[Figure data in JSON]
• • • • • • •

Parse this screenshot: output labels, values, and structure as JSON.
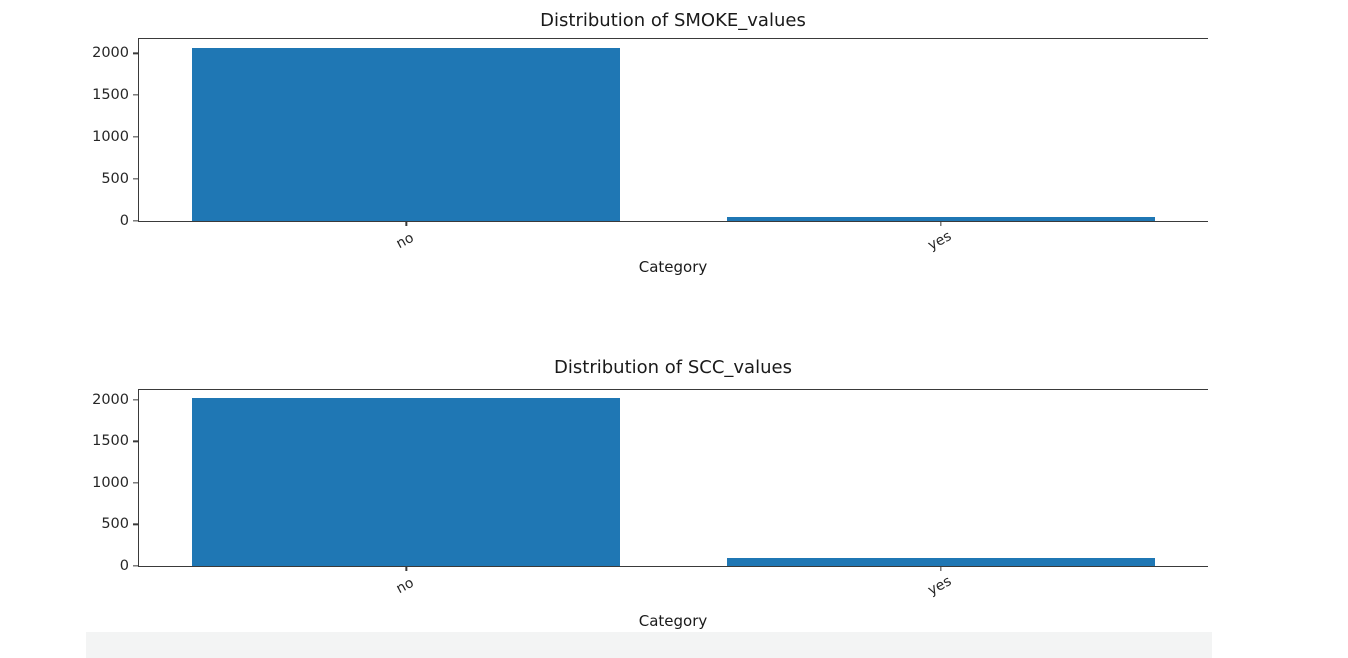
{
  "page": {
    "background": "#ffffff",
    "axis_color": "#3a3a3a",
    "text_color": "#262626"
  },
  "chart_data": [
    {
      "type": "bar",
      "title": "Distribution of SMOKE_values",
      "xlabel": "Category",
      "ylabel": "",
      "categories": [
        "no",
        "yes"
      ],
      "values": [
        2067,
        44
      ],
      "yticks": [
        0,
        500,
        1000,
        1500,
        2000
      ],
      "ylim": [
        0,
        2170
      ],
      "bar_color": "#1f77b4",
      "bar_width_ratio": 0.8,
      "xtick_rotation_deg": -28,
      "grid": false,
      "legend": "none"
    },
    {
      "type": "bar",
      "title": "Distribution of SCC_values",
      "xlabel": "Category",
      "ylabel": "",
      "categories": [
        "no",
        "yes"
      ],
      "values": [
        2015,
        96
      ],
      "yticks": [
        0,
        500,
        1000,
        1500,
        2000
      ],
      "ylim": [
        0,
        2116
      ],
      "bar_color": "#1f77b4",
      "bar_width_ratio": 0.8,
      "xtick_rotation_deg": -28,
      "grid": false,
      "legend": "none"
    }
  ]
}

• • • • • • •

▸ Task goal: The records above are to be restated exactly, without their pictures.

▸ Written answer:
Parse this screenshot: output labels, values, and structure as JSON.
{
  "page": {
    "background": "#ffffff",
    "axis_color": "#3a3a3a",
    "text_color": "#262626"
  },
  "chart_data": [
    {
      "type": "bar",
      "title": "Distribution of SMOKE_values",
      "xlabel": "Category",
      "ylabel": "",
      "categories": [
        "no",
        "yes"
      ],
      "values": [
        2067,
        44
      ],
      "yticks": [
        0,
        500,
        1000,
        1500,
        2000
      ],
      "ylim": [
        0,
        2170
      ],
      "bar_color": "#1f77b4",
      "bar_width_ratio": 0.8,
      "xtick_rotation_deg": -28,
      "grid": false,
      "legend": "none"
    },
    {
      "type": "bar",
      "title": "Distribution of SCC_values",
      "xlabel": "Category",
      "ylabel": "",
      "categories": [
        "no",
        "yes"
      ],
      "values": [
        2015,
        96
      ],
      "yticks": [
        0,
        500,
        1000,
        1500,
        2000
      ],
      "ylim": [
        0,
        2116
      ],
      "bar_color": "#1f77b4",
      "bar_width_ratio": 0.8,
      "xtick_rotation_deg": -28,
      "grid": false,
      "legend": "none"
    }
  ]
}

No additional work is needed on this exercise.